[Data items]
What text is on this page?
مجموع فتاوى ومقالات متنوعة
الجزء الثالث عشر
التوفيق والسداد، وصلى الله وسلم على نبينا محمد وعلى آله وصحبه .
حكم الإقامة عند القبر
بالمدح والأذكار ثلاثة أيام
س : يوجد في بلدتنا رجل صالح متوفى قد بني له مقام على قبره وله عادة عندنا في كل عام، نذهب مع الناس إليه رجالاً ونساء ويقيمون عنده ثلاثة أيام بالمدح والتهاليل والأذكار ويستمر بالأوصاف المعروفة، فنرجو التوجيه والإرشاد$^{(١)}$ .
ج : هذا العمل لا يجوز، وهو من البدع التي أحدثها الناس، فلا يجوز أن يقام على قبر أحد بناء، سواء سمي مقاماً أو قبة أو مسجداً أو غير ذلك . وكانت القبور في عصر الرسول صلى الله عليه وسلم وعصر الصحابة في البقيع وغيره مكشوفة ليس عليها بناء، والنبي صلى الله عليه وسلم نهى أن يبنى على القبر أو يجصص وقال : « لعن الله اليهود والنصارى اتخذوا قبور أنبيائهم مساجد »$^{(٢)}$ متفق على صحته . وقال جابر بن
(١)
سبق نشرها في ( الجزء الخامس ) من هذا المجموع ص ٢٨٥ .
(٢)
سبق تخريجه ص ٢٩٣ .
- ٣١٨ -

▸ EXERCISE DETAILS:
How many lines in the records above hold the word "الناس"? Give only the number.

▸ COMPLETE RESPONSE:
2